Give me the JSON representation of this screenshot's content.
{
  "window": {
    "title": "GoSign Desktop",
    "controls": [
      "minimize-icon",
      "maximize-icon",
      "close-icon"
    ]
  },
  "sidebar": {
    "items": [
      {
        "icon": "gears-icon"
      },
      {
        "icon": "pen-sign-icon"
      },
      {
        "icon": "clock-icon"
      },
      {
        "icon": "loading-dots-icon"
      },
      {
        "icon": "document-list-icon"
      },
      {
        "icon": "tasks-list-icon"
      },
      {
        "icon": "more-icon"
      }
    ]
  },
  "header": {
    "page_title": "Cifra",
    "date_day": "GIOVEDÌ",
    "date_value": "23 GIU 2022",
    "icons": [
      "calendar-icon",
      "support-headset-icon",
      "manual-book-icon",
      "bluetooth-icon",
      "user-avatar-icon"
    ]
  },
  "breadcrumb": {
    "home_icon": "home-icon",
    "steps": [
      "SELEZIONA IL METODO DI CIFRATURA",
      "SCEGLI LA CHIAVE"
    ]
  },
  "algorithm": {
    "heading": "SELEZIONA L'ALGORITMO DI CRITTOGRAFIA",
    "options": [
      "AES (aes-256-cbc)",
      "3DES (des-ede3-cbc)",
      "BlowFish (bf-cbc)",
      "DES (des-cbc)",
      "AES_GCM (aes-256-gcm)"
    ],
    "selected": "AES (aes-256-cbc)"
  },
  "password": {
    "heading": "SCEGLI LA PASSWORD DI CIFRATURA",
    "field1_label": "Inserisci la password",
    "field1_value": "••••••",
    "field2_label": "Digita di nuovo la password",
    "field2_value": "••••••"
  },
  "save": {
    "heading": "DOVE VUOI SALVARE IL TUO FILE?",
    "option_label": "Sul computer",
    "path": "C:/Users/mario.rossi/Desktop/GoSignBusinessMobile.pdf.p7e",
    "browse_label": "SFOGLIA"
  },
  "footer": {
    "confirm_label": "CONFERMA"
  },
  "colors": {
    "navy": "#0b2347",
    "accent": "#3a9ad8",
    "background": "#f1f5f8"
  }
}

________________________________________

# REQUEST:
Find every line with the word "SELEZIONA" and state how many there are, with no other words.

# RESULT FOR THIS TASK:
2